#### Stated task
Print each of the entries exactly, leaving nothing out.

— START —

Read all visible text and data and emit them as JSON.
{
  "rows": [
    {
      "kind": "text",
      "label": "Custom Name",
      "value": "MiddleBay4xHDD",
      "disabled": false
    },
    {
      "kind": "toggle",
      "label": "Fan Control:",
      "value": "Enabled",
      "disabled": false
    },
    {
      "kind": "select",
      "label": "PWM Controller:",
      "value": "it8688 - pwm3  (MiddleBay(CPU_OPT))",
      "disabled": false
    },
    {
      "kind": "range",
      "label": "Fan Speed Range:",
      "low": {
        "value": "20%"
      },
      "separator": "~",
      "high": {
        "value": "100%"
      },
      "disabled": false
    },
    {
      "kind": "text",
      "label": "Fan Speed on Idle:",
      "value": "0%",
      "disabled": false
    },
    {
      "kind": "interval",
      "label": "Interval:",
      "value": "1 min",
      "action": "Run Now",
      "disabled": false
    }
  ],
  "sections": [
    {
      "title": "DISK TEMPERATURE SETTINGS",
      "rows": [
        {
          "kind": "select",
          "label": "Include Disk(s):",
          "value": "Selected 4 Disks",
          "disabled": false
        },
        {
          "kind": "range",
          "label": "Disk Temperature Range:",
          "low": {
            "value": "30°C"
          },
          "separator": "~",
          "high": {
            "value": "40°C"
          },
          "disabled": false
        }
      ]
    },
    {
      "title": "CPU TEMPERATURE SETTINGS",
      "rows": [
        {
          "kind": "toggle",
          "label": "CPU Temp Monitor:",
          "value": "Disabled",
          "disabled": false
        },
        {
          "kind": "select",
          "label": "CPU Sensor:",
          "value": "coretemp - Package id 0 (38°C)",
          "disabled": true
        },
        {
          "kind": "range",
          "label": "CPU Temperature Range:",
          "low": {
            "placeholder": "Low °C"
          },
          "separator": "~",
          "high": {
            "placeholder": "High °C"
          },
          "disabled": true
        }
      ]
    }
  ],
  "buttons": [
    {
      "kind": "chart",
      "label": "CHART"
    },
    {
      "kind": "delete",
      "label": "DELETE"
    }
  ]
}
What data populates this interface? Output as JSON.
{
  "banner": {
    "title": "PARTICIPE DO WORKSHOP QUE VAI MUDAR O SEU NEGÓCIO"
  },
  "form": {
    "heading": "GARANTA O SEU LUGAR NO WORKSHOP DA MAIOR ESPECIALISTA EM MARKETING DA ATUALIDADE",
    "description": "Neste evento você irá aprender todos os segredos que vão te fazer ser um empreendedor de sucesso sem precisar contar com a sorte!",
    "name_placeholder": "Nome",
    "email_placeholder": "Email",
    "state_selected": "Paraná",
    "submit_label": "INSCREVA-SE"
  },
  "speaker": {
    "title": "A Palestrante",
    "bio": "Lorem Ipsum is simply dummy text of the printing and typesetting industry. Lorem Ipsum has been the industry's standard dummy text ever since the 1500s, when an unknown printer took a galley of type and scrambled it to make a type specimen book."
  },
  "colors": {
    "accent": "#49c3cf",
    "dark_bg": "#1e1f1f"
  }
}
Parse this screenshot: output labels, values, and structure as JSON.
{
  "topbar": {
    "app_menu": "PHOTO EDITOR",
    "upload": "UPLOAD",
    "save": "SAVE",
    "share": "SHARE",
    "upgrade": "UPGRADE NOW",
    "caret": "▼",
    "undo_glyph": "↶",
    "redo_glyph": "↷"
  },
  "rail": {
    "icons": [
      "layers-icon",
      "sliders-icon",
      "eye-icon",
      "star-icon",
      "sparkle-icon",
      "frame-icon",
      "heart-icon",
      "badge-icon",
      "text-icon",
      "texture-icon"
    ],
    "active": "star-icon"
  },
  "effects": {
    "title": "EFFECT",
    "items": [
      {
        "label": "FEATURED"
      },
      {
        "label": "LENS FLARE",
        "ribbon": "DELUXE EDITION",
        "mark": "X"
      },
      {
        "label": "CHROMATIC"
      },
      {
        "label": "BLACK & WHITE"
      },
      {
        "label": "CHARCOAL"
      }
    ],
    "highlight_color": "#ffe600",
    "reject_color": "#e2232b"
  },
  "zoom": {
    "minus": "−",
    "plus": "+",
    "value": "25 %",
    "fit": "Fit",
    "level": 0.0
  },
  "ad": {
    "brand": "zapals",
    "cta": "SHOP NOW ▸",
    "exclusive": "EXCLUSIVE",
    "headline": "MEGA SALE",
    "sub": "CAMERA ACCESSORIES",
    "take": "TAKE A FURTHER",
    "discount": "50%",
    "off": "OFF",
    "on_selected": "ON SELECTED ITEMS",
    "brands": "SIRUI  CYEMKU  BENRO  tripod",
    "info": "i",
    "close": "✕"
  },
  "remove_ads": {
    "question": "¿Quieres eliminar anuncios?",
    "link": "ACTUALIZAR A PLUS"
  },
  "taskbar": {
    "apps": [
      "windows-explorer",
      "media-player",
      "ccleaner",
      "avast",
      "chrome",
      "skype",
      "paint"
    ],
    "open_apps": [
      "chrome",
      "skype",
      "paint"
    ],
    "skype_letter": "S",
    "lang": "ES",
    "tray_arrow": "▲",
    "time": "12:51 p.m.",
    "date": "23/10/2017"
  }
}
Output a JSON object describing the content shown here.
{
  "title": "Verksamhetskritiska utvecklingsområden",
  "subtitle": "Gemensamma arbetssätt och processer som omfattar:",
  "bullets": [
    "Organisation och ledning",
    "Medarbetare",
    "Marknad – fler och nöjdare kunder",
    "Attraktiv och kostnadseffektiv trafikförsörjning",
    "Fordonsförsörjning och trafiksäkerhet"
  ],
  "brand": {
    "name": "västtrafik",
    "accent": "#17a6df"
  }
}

— END —

#### Exercise result
Read all visible text and data and emit them as JSON.
{
  "rows": [
    {
      "kind": "text",
      "label": "Custom Name",
      "value": "MiddleBay4xHDD",
      "disabled": false
    },
    {
      "kind": "toggle",
      "label": "Fan Control:",
      "value": "Enabled",
      "disabled": false
    },
    {
      "kind": "select",
      "label": "PWM Controller:",
      "value": "it8688 - pwm3  (MiddleBay(CPU_OPT))",
      "disabled": false
    },
    {
      "kind": "range",
      "label": "Fan Speed Range:",
      "low": {
        "value": "20%"
      },
      "separator": "~",
      "high": {
        "value": "100%"
      },
      "disabled": false
    },
    {
      "kind": "text",
      "label": "Fan Speed on Idle:",
      "value": "0%",
      "disabled": false
    },
    {
      "kind": "interval",
      "label": "Interval:",
      "value": "1 min",
      "action": "Run Now",
      "disabled": false
    }
  ],
  "sections": [
    {
      "title": "DISK TEMPERATURE SETTINGS",
      "rows": [
        {
          "kind": "select",
          "label": "Include Disk(s):",
          "value": "Selected 4 Disks",
          "disabled": false
        },
        {
          "kind": "range",
          "label": "Disk Temperature Range:",
          "low": {
            "value": "30°C"
          },
          "separator": "~",
          "high": {
            "value": "40°C"
          },
          "disabled": false
        }
      ]
    },
    {
      "title": "CPU TEMPERATURE SETTINGS",
      "rows": [
        {
          "kind": "toggle",
          "label": "CPU Temp Monitor:",
          "value": "Disabled",
          "disabled": false
        },
        {
          "kind": "select",
          "label": "CPU Sensor:",
          "value": "coretemp - Package id 0 (38°C)",
          "disabled": true
        },
        {
          "kind": "range",
          "label": "CPU Temperature Range:",
          "low": {
            "placeholder": "Low °C"
          },
          "separator": "~",
          "high": {
            "placeholder": "High °C"
          },
          "disabled": true
        }
      ]
    }
  ],
  "buttons": [
    {
      "kind": "chart",
      "label": "CHART"
    },
    {
      "kind": "delete",
      "label": "DELETE"
    }
  ]
}
What data populates this interface? Output as JSON.
{
  "banner": {
    "title": "PARTICIPE DO WORKSHOP QUE VAI MUDAR O SEU NEGÓCIO"
  },
  "form": {
    "heading": "GARANTA O SEU LUGAR NO WORKSHOP DA MAIOR ESPECIALISTA EM MARKETING DA ATUALIDADE",
    "description": "Neste evento você irá aprender todos os segredos que vão te fazer ser um empreendedor de sucesso sem precisar contar com a sorte!",
    "name_placeholder": "Nome",
    "email_placeholder": "Email",
    "state_selected": "Paraná",
    "submit_label": "INSCREVA-SE"
  },
  "speaker": {
    "title": "A Palestrante",
    "bio": "Lorem Ipsum is simply dummy text of the printing and typesetting industry. Lorem Ipsum has been the industry's standard dummy text ever since the 1500s, when an unknown printer took a galley of type and scrambled it to make a type specimen book."
  },
  "colors": {
    "accent": "#49c3cf",
    "dark_bg": "#1e1f1f"
  }
}
Parse this screenshot: output labels, values, and structure as JSON.
{
  "topbar": {
    "app_menu": "PHOTO EDITOR",
    "upload": "UPLOAD",
    "save": "SAVE",
    "share": "SHARE",
    "upgrade": "UPGRADE NOW",
    "caret": "▼",
    "undo_glyph": "↶",
    "redo_glyph": "↷"
  },
  "rail": {
    "icons": [
      "layers-icon",
      "sliders-icon",
      "eye-icon",
      "star-icon",
      "sparkle-icon",
      "frame-icon",
      "heart-icon",
      "badge-icon",
      "text-icon",
      "texture-icon"
    ],
    "active": "star-icon"
  },
  "effects": {
    "title": "EFFECT",
    "items": [
      {
        "label": "FEATURED"
      },
      {
        "label": "LENS FLARE",
        "ribbon": "DELUXE EDITION",
        "mark": "X"
      },
      {
        "label": "CHROMATIC"
      },
      {
        "label": "BLACK & WHITE"
      },
      {
        "label": "CHARCOAL"
      }
    ],
    "highlight_color": "#ffe600",
    "reject_color": "#e2232b"
  },
  "zoom": {
    "minus": "−",
    "plus": "+",
    "value": "25 %",
    "fit": "Fit",
    "level": 0.0
  },
  "ad": {
    "brand": "zapals",
    "cta": "SHOP NOW ▸",
    "exclusive": "EXCLUSIVE",
    "headline": "MEGA SALE",
    "sub": "CAMERA ACCESSORIES",
    "take": "TAKE A FURTHER",
    "discount": "50%",
    "off": "OFF",
    "on_selected": "ON SELECTED ITEMS",
    "brands": "SIRUI  CYEMKU  BENRO  tripod",
    "info": "i",
    "close": "✕"
  },
  "remove_ads": {
    "question": "¿Quieres eliminar anuncios?",
    "link": "ACTUALIZAR A PLUS"
  },
  "taskbar": {
    "apps": [
      "windows-explorer",
      "media-player",
      "ccleaner",
      "avast",
      "chrome",
      "skype",
      "paint"
    ],
    "open_apps": [
      "chrome",
      "skype",
      "paint"
    ],
    "skype_letter": "S",
    "lang": "ES",
    "tray_arrow": "▲",
    "time": "12:51 p.m.",
    "date": "23/10/2017"
  }
}
Output a JSON object describing the content shown here.
{
  "title": "Verksamhetskritiska utvecklingsområden",
  "subtitle": "Gemensamma arbetssätt och processer som omfattar:",
  "bullets": [
    "Organisation och ledning",
    "Medarbetare",
    "Marknad – fler och nöjdare kunder",
    "Attraktiv och kostnadseffektiv trafikförsörjning",
    "Fordonsförsörjning och trafiksäkerhet"
  ],
  "brand": {
    "name": "västtrafik",
    "accent": "#17a6df"
  }
}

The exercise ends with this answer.